DATA

— Start —

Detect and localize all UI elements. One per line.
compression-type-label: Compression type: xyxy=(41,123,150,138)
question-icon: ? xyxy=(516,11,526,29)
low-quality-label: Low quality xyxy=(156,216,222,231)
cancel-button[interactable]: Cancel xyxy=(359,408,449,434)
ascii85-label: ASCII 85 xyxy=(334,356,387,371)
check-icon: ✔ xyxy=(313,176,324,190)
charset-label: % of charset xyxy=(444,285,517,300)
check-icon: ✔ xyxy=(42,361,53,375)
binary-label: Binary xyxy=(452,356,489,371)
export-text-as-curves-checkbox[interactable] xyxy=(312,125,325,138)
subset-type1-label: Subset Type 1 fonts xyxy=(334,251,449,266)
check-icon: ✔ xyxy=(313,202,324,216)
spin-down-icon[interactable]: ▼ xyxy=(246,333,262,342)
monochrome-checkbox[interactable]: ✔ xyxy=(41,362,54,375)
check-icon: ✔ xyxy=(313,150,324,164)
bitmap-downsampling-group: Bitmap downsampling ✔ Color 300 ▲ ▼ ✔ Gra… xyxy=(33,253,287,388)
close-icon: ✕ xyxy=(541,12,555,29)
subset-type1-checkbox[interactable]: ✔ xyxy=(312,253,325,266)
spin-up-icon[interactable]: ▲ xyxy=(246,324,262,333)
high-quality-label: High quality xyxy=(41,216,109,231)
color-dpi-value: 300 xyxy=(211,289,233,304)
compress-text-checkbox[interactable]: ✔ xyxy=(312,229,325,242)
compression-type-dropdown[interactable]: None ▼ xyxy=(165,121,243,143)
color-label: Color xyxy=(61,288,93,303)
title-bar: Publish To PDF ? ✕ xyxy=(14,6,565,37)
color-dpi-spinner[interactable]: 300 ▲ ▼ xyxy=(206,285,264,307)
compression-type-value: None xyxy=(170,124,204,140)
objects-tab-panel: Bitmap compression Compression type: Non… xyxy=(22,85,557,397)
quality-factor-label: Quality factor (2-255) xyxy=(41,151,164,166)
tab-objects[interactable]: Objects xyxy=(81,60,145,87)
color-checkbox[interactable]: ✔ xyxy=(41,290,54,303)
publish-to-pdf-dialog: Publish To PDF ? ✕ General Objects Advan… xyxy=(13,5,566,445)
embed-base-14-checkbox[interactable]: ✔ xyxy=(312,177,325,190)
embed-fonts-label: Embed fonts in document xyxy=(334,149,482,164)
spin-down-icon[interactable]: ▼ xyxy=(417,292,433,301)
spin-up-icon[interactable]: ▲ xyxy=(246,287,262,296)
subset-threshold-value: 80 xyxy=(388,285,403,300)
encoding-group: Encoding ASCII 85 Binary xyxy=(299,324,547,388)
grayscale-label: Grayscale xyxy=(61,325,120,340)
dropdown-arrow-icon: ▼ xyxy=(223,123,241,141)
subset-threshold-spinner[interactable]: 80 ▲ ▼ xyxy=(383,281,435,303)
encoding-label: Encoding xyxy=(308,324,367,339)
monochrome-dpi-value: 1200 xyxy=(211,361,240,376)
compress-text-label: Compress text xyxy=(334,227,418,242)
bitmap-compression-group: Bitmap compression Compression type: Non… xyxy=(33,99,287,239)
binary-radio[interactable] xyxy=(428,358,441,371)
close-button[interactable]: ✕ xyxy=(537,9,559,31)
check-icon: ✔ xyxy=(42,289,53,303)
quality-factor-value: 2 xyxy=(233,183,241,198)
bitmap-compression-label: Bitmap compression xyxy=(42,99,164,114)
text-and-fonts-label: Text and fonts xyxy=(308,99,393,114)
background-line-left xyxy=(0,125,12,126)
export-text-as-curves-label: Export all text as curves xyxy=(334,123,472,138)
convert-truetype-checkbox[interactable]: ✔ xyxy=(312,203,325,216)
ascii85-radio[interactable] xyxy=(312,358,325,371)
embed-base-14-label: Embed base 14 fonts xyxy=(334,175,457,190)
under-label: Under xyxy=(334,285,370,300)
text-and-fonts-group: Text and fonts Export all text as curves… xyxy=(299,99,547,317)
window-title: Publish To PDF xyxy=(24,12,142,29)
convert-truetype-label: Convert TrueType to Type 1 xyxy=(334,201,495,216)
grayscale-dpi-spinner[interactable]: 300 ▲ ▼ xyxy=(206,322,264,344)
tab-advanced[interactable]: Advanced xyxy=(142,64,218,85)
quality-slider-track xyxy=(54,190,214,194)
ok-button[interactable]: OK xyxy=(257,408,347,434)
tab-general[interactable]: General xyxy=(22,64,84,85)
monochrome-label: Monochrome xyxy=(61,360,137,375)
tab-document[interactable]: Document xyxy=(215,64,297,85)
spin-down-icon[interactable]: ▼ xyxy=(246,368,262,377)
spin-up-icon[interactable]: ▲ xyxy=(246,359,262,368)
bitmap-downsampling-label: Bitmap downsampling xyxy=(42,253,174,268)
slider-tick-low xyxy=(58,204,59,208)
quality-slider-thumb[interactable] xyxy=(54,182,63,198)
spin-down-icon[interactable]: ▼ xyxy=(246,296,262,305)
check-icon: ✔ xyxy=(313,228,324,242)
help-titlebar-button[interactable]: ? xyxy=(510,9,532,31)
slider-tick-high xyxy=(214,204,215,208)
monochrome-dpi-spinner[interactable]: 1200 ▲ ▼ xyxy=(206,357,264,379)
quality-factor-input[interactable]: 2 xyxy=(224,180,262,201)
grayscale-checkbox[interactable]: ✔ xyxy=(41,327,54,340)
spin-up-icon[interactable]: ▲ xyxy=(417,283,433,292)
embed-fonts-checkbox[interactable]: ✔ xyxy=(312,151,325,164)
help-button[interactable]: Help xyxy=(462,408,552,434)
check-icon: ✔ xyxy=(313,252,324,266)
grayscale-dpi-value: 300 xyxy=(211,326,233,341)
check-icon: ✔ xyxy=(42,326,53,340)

— End —

TASK OBJECTIVE
Format every line of the records above as a JSON list of strings, one string per line, leaving out any blank lines.

OUTPUT OF THE EXERCISE
[
  "Detect and localize all UI elements. One per line.",
  "compression-type-label: Compression type: xyxy=(41,123,150,138)",
  "question-icon: ? xyxy=(516,11,526,29)",
  "low-quality-label: Low quality xyxy=(156,216,222,231)",
  "cancel-button[interactable]: Cancel xyxy=(359,408,449,434)",
  "ascii85-label: ASCII 85 xyxy=(334,356,387,371)",
  "check-icon: ✔ xyxy=(313,176,324,190)",
  "charset-label: % of charset xyxy=(444,285,517,300)",
  "check-icon: ✔ xyxy=(42,361,53,375)",
  "binary-label: Binary xyxy=(452,356,489,371)",
  "export-text-as-curves-checkbox[interactable] xyxy=(312,125,325,138)",
  "subset-type1-label: Subset Type 1 fonts xyxy=(334,251,449,266)",
  "check-icon: ✔ xyxy=(313,202,324,216)",
  "spin-down-icon[interactable]: ▼ xyxy=(246,333,262,342)",
  "monochrome-checkbox[interactable]: ✔ xyxy=(41,362,54,375)",
  "check-icon: ✔ xyxy=(313,150,324,164)",
  "bitmap-downsampling-group: Bitmap downsampling ✔ Color 300 ▲ ▼ ✔ Gra… xyxy=(33,253,287,388)",
  "close-icon: ✕ xyxy=(541,12,555,29)",
  "subset-type1-checkbox[interactable]: ✔ xyxy=(312,253,325,266)",
  "spin-up-icon[interactable]: ▲ xyxy=(246,324,262,333)",
  "high-quality-label: High quality xyxy=(41,216,109,231)",
  "color-dpi-value: 300 xyxy=(211,289,233,304)",
  "compress-text-checkbox[interactable]: ✔ xyxy=(312,229,325,242)",
  "compression-type-dropdown[interactable]: None ▼ xyxy=(165,121,243,143)",
  "color-label: Color xyxy=(61,288,93,303)",
  "title-bar: Publish To PDF ? ✕ xyxy=(14,6,565,37)",
  "color-dpi-spinner[interactable]: 300 ▲ ▼ xyxy=(206,285,264,307)",
  "compression-type-value: None xyxy=(170,124,204,140)",
  "objects-tab-panel: Bitmap compression Compression type: Non… xyxy=(22,85,557,397)",
  "quality-factor-label: Quality factor (2-255) xyxy=(41,151,164,166)",
  "tab-objects[interactable]: Objects xyxy=(81,60,145,87)",
  "color-checkbox[interactable]: ✔ xyxy=(41,290,54,303)",
  "publish-to-pdf-dialog: Publish To PDF ? ✕ General Objects Advan… xyxy=(13,5,566,445)",
  "embed-base-14-checkbox[interactable]: ✔ xyxy=(312,177,325,190)",
  "embed-fonts-label: Embed fonts in document xyxy=(334,149,482,164)",
  "spin-down-icon[interactable]: ▼ xyxy=(417,292,433,301)",
  "spin-up-icon[interactable]: ▲ xyxy=(246,287,262,296)",
  "subset-threshold-value: 80 xyxy=(388,285,403,300)",
  "encoding-group: Encoding ASCII 85 Binary xyxy=(299,324,547,388)",
  "grayscale-label: Grayscale xyxy=(61,325,120,340)",
  "dropdown-arrow-icon: ▼ xyxy=(223,123,241,141)",
  "subset-threshold-spinner[interactable]: 80 ▲ ▼ xyxy=(383,281,435,303)",
  "encoding-label: Encoding xyxy=(308,324,367,339)",
  "monochrome-dpi-value: 1200 xyxy=(211,361,240,376)",
  "compress-text-label: Compress text xyxy=(334,227,418,242)",
  "bitmap-compression-group: Bitmap compression Compression type: Non… xyxy=(33,99,287,239)",
  "binary-radio[interactable] xyxy=(428,358,441,371)",
  "close-button[interactable]: ✕ xyxy=(537,9,559,31)",
  "check-icon: ✔ xyxy=(42,289,53,303)",
  "quality-factor-value: 2 xyxy=(233,183,241,198)",
  "bitmap-compression-label: Bitmap compression xyxy=(42,99,164,114)",
  "text-and-fonts-label: Text and fonts xyxy=(308,99,393,114)",
  "background-line-left xyxy=(0,125,12,126)",
  "export-text-as-curves-label: Export all text as curves xyxy=(334,123,472,138)",
  "convert-truetype-checkbox[interactable]: ✔ xyxy=(312,203,325,216)",
  "ascii85-radio[interactable] xyxy=(312,358,325,371)",
  "embed-base-14-label: Embed base 14 fonts xyxy=(334,175,457,190)",
  "under-label: Under xyxy=(334,285,370,300)",
  "text-and-fonts-group: Text and fonts Export all text as curves… xyxy=(299,99,547,317)",
  "window-title: Publish To PDF xyxy=(24,12,142,29)",
  "convert-truetype-label: Convert TrueType to Type 1 xyxy=(334,201,495,216)",
  "grayscale-dpi-spinner[interactable]: 300 ▲ ▼ xyxy=(206,322,264,344)",
  "tab-advanced[interactable]: Advanced xyxy=(142,64,218,85)",
  "quality-slider-track xyxy=(54,190,214,194)",
  "ok-button[interactable]: OK xyxy=(257,408,347,434)",
  "tab-general[interactable]: General xyxy=(22,64,84,85)",
  "monochrome-label: Monochrome xyxy=(61,360,137,375)",
  "tab-document[interactable]: Document xyxy=(215,64,297,85)",
  "spin-down-icon[interactable]: ▼ xyxy=(246,368,262,377)",
  "spin-up-icon[interactable]: ▲ xyxy=(246,359,262,368)",
  "bitmap-downsampling-label: Bitmap downsampling xyxy=(42,253,174,268)",
  "slider-tick-low xyxy=(58,204,59,208)",
  "quality-slider-thumb[interactable] xyxy=(54,182,63,198)",
  "spin-down-icon[interactable]: ▼ xyxy=(246,296,262,305)",
  "check-icon: ✔ xyxy=(313,228,324,242)",
  "help-titlebar-button[interactable]: ? xyxy=(510,9,532,31)",
  "slider-tick-high xyxy=(214,204,215,208)",
  "monochrome-dpi-spinner[interactable]: 1200 ▲ ▼ xyxy=(206,357,264,379)",
  "quality-factor-input[interactable]: 2 xyxy=(224,180,262,201)",
  "grayscale-checkbox[interactable]: ✔ xyxy=(41,327,54,340)",
  "spin-up-icon[interactable]: ▲ xyxy=(417,283,433,292)",
  "embed-fonts-checkbox[interactable]: ✔ xyxy=(312,151,325,164)",
  "help-button[interactable]: Help xyxy=(462,408,552,434)",
  "check-icon: ✔ xyxy=(313,252,324,266)",
  "grayscale-dpi-value: 300 xyxy=(211,326,233,341)",
  "check-icon: ✔ xyxy=(42,326,53,340)"
]